The task.
Return the lines beginning at the one that contains "Type out the text in this image." and continuing to the end of the entries, including both ends, exactly as written and nothing else.

# Extracted material start

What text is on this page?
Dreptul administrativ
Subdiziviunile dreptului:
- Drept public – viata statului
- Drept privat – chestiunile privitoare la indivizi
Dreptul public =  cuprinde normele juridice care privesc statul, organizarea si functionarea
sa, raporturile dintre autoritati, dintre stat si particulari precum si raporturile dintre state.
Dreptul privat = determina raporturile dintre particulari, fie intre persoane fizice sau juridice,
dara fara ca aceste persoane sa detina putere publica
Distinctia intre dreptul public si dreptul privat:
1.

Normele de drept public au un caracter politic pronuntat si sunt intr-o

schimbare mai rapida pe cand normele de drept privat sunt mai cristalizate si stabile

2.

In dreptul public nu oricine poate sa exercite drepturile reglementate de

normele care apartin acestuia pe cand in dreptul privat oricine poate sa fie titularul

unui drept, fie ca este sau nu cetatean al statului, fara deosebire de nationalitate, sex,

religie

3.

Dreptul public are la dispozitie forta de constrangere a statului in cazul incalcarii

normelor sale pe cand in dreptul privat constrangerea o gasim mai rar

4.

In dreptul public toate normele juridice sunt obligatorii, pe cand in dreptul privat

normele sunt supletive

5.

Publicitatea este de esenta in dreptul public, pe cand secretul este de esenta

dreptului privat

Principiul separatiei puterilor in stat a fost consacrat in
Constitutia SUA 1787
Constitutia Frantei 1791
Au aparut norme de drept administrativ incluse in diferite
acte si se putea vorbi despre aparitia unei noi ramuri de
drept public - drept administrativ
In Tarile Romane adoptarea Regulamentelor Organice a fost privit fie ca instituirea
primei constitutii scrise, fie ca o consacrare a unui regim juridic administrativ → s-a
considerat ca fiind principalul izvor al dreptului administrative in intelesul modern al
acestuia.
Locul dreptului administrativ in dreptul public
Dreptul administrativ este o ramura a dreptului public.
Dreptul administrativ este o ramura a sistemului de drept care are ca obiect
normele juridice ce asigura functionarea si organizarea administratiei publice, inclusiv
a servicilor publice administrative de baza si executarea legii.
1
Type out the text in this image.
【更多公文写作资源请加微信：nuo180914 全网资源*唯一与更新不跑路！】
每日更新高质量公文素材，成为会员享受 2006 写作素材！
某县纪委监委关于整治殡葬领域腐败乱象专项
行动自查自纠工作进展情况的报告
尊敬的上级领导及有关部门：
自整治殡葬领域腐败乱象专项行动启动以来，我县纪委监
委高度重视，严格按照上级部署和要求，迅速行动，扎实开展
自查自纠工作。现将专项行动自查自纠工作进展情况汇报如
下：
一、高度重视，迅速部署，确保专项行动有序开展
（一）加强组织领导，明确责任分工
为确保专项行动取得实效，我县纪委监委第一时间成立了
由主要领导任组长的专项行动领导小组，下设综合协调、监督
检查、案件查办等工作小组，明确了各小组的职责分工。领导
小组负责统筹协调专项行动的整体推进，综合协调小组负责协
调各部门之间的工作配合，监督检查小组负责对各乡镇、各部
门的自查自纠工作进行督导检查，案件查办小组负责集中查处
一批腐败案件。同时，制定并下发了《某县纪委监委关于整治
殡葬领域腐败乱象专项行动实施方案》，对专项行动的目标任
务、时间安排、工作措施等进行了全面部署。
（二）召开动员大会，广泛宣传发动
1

# Extracted material end

Problem solution.
Type out the text in this image.
【更多公文写作资源请加微信：nuo180914 全网资源*唯一与更新不跑路！】
每日更新高质量公文素材，成为会员享受 2006 写作素材！
某县纪委监委关于整治殡葬领域腐败乱象专项
行动自查自纠工作进展情况的报告
尊敬的上级领导及有关部门：
自整治殡葬领域腐败乱象专项行动启动以来，我县纪委监
委高度重视，严格按照上级部署和要求，迅速行动，扎实开展
自查自纠工作。现将专项行动自查自纠工作进展情况汇报如
下：
一、高度重视，迅速部署，确保专项行动有序开展
（一）加强组织领导，明确责任分工
为确保专项行动取得实效，我县纪委监委第一时间成立了
由主要领导任组长的专项行动领导小组，下设综合协调、监督
检查、案件查办等工作小组，明确了各小组的职责分工。领导
小组负责统筹协调专项行动的整体推进，综合协调小组负责协
调各部门之间的工作配合，监督检查小组负责对各乡镇、各部
门的自查自纠工作进行督导检查，案件查办小组负责集中查处
一批腐败案件。同时，制定并下发了《某县纪委监委关于整治
殡葬领域腐败乱象专项行动实施方案》，对专项行动的目标任
务、时间安排、工作措施等进行了全面部署。
（二）召开动员大会，广泛宣传发动
1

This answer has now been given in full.